* _TASK INSTRUCTIONS_
Search the listing below for the string "ଗଜପତ" and copy every line where it occurs.

* _DATA SHOWN_

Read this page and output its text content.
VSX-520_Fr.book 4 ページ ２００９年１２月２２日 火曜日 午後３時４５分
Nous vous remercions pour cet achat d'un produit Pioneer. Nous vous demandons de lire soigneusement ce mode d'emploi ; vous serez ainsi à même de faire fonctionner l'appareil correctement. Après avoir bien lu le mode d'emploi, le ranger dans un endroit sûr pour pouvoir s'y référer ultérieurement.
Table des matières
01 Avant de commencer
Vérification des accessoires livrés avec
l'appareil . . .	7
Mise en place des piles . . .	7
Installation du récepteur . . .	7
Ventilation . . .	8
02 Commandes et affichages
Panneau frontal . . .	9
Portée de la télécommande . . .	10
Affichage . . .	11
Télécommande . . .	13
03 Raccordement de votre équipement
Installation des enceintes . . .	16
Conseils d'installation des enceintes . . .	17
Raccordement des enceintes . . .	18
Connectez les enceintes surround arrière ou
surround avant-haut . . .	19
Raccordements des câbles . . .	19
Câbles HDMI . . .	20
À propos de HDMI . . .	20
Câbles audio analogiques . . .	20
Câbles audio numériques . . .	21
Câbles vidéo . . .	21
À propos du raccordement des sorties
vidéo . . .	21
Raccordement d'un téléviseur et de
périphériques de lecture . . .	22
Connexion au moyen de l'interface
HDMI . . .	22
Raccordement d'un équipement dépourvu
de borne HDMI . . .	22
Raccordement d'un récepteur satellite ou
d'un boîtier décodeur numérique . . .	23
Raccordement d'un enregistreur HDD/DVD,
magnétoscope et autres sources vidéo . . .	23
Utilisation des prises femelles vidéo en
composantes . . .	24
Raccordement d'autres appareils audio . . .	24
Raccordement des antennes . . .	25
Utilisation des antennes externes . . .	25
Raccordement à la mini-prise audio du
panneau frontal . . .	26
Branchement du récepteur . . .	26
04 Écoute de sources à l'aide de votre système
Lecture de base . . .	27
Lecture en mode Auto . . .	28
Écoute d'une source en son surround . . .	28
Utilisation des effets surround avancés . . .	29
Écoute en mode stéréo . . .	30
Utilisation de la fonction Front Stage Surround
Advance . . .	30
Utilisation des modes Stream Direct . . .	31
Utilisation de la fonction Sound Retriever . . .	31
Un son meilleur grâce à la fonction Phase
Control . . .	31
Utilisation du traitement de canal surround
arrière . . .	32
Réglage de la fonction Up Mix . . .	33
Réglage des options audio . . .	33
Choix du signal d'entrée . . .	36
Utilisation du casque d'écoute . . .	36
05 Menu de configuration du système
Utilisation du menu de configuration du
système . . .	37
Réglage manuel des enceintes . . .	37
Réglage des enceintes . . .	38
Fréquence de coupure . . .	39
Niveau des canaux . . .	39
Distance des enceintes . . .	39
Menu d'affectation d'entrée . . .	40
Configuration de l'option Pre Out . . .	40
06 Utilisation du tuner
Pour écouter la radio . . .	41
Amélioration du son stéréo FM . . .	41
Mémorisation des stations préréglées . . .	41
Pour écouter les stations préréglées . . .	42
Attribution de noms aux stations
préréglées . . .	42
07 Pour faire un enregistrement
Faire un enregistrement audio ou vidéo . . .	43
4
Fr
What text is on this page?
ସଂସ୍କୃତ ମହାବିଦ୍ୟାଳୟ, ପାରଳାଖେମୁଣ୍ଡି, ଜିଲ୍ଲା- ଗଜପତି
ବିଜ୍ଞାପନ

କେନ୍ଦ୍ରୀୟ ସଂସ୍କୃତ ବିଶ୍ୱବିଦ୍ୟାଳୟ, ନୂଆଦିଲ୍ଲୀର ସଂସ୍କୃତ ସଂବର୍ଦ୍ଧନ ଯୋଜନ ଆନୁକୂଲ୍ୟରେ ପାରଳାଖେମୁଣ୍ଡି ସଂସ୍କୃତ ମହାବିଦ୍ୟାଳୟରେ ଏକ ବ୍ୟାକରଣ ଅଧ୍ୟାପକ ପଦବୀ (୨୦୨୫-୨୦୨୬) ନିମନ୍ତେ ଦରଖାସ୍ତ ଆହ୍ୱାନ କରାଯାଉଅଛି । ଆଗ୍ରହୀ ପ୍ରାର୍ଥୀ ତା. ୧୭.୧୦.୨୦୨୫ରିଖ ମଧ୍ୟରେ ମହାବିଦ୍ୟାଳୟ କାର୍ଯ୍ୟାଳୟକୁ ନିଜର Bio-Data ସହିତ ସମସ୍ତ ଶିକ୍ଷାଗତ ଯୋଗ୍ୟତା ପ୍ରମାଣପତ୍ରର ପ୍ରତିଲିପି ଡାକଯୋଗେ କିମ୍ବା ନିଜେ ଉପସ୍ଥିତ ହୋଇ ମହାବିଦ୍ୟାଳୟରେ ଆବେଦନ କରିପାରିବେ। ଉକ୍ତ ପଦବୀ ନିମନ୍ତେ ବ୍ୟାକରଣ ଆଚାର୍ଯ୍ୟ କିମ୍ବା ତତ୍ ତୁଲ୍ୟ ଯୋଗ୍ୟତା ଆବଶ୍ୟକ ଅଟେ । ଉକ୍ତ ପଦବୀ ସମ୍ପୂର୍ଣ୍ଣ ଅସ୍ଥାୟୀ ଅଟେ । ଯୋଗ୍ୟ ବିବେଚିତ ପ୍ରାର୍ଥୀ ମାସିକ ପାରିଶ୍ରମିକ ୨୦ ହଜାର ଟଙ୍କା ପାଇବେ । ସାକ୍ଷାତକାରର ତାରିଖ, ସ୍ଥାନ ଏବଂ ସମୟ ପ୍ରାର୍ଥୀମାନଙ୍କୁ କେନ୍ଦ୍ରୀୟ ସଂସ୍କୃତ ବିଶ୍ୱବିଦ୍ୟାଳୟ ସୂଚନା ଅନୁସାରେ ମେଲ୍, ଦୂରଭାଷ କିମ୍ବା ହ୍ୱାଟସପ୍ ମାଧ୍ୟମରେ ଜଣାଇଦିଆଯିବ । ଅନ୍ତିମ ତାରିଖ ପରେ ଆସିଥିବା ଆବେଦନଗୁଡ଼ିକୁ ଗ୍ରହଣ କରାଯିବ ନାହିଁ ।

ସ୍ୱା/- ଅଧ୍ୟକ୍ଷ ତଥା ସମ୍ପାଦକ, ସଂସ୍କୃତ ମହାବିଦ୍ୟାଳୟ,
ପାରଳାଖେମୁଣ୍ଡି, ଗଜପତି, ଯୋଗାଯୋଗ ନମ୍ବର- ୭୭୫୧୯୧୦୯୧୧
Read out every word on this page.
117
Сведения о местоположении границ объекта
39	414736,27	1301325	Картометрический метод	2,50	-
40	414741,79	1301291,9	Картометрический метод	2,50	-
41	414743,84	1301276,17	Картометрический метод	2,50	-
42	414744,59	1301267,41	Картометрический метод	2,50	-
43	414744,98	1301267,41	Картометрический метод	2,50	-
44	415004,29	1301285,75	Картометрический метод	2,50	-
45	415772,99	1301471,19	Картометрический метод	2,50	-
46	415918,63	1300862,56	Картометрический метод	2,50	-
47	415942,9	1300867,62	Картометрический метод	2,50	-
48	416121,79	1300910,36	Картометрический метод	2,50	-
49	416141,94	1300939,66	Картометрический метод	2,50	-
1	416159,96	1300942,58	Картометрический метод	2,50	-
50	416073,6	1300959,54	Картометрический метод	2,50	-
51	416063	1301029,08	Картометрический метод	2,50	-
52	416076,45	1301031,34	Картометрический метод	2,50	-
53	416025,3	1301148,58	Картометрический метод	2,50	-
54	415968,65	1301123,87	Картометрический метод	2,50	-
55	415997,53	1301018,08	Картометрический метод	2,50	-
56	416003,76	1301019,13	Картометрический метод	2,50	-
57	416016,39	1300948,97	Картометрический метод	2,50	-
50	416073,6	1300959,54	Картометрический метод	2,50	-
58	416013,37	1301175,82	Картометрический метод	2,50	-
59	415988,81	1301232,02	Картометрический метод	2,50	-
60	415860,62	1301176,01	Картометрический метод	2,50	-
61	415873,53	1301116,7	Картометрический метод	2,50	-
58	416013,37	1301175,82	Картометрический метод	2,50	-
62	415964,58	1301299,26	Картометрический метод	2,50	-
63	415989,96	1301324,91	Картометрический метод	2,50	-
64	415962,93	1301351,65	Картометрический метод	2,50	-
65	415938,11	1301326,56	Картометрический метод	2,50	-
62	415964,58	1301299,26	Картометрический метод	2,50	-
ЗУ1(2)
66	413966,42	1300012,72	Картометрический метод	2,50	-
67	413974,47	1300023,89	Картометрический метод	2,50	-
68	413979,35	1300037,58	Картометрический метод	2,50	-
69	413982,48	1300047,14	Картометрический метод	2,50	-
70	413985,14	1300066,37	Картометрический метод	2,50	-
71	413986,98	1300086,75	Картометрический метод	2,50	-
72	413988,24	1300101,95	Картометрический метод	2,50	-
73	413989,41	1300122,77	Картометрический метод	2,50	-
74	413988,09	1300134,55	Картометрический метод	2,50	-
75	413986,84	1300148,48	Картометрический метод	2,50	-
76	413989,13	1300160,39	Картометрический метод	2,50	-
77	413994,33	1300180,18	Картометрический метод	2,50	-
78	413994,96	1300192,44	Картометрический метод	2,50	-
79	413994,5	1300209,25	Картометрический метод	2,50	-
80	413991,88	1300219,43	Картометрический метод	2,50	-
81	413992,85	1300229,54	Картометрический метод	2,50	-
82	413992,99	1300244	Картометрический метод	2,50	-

* _SOLUTION FOR THIS PROBLEM_
ସଂସ୍କୃତ ମହାବିଦ୍ୟାଳୟ, ପାରଳାଖେମୁଣ୍ଡି, ଜିଲ୍ଲା- ଗଜପତି
ପାରଳାଖେମୁଣ୍ଡି, ଗଜପତି, ଯୋଗାଯୋଗ ନମ୍ବର- ୭୭୫୧୯୧୦୯୧୧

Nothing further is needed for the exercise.